Task brief:
Your task is to locate every line holding the string "color" and to copy each of them.

Dataset records:
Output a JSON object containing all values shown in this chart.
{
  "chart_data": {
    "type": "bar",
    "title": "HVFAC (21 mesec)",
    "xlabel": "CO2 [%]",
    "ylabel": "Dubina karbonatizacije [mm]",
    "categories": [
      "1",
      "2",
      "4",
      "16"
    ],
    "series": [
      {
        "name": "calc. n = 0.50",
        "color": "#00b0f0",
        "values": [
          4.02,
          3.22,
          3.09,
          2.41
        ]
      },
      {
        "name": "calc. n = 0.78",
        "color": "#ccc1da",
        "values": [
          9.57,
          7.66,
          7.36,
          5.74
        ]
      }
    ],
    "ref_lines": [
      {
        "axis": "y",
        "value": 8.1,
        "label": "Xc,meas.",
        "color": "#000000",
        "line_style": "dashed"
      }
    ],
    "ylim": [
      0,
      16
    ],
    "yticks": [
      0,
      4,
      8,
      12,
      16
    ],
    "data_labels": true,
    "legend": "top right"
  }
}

Written solution:
        "color": "#00b0f0",
        "color": "#ccc1da",
        "color": "#000000",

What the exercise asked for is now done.